» **Written task**
Starting from the line that contains "Extract all readable text from this page.", reproduce each line exactly through the end of the material, and include no other lines.

Collected data:
----

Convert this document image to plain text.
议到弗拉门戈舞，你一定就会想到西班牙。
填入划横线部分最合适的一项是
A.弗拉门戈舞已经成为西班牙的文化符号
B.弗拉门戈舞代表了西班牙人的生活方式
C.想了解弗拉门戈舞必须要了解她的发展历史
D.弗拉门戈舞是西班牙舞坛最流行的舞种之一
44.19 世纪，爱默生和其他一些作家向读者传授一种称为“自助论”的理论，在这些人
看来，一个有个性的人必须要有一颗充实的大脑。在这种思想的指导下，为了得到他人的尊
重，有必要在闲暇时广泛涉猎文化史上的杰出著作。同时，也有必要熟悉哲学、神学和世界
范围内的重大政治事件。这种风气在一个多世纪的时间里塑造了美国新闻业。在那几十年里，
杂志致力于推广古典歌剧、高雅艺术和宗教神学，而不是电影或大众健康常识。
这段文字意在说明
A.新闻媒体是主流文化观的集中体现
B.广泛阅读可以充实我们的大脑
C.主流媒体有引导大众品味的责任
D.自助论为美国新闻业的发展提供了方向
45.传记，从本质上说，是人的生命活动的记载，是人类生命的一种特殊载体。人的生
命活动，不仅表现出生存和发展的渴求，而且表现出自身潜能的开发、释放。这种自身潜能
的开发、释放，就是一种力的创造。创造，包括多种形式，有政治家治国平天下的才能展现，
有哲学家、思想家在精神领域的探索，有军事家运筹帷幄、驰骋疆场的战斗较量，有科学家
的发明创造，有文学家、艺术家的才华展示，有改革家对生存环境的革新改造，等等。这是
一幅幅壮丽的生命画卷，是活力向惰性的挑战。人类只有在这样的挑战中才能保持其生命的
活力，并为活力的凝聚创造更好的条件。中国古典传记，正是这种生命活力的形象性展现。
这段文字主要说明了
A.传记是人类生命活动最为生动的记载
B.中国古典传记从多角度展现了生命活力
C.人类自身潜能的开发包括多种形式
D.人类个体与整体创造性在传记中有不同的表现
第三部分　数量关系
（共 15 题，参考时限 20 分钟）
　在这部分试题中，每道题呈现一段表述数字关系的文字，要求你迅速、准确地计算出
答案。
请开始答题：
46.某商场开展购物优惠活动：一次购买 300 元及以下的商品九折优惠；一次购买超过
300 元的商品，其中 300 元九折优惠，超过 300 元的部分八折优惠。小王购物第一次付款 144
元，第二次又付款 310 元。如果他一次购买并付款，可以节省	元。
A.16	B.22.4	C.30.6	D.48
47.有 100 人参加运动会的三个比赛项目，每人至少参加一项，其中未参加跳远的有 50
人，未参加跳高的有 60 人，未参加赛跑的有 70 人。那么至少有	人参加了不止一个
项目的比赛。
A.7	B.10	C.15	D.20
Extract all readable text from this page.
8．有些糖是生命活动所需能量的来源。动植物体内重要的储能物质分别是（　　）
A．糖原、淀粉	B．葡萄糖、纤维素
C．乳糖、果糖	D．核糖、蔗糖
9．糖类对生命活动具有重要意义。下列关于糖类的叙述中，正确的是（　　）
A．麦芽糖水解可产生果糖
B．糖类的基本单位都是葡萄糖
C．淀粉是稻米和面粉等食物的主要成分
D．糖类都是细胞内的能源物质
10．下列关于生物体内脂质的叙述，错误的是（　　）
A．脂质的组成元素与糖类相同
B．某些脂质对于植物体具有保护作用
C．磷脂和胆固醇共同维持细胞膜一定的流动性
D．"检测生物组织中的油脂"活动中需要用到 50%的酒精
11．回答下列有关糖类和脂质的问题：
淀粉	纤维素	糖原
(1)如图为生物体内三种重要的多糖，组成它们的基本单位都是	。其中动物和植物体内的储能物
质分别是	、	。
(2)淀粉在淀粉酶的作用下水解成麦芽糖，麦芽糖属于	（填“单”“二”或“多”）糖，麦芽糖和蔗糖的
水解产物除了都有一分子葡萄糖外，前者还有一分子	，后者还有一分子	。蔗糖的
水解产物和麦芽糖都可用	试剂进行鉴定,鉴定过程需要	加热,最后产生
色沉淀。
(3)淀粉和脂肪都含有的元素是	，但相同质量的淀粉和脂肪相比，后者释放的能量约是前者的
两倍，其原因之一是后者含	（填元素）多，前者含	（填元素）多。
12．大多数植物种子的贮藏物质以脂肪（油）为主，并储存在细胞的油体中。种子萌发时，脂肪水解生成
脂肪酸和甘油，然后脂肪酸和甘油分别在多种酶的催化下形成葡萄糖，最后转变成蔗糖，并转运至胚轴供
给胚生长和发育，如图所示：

----

» **Exercise answer**
Extract all readable text from this page.
8．有些糖是生命活动所需能量的来源。动植物体内重要的储能物质分别是（　　）
A．糖原、淀粉	B．葡萄糖、纤维素
C．乳糖、果糖	D．核糖、蔗糖
9．糖类对生命活动具有重要意义。下列关于糖类的叙述中，正确的是（　　）
A．麦芽糖水解可产生果糖
B．糖类的基本单位都是葡萄糖
C．淀粉是稻米和面粉等食物的主要成分
D．糖类都是细胞内的能源物质
10．下列关于生物体内脂质的叙述，错误的是（　　）
A．脂质的组成元素与糖类相同
B．某些脂质对于植物体具有保护作用
C．磷脂和胆固醇共同维持细胞膜一定的流动性
D．"检测生物组织中的油脂"活动中需要用到 50%的酒精
11．回答下列有关糖类和脂质的问题：
淀粉	纤维素	糖原
(1)如图为生物体内三种重要的多糖，组成它们的基本单位都是	。其中动物和植物体内的储能物
质分别是	、	。
(2)淀粉在淀粉酶的作用下水解成麦芽糖，麦芽糖属于	（填“单”“二”或“多”）糖，麦芽糖和蔗糖的
水解产物除了都有一分子葡萄糖外，前者还有一分子	，后者还有一分子	。蔗糖的
水解产物和麦芽糖都可用	试剂进行鉴定,鉴定过程需要	加热,最后产生
色沉淀。
(3)淀粉和脂肪都含有的元素是	，但相同质量的淀粉和脂肪相比，后者释放的能量约是前者的
两倍，其原因之一是后者含	（填元素）多，前者含	（填元素）多。
12．大多数植物种子的贮藏物质以脂肪（油）为主，并储存在细胞的油体中。种子萌发时，脂肪水解生成
脂肪酸和甘油，然后脂肪酸和甘油分别在多种酶的催化下形成葡萄糖，最后转变成蔗糖，并转运至胚轴供
给胚生长和发育，如图所示：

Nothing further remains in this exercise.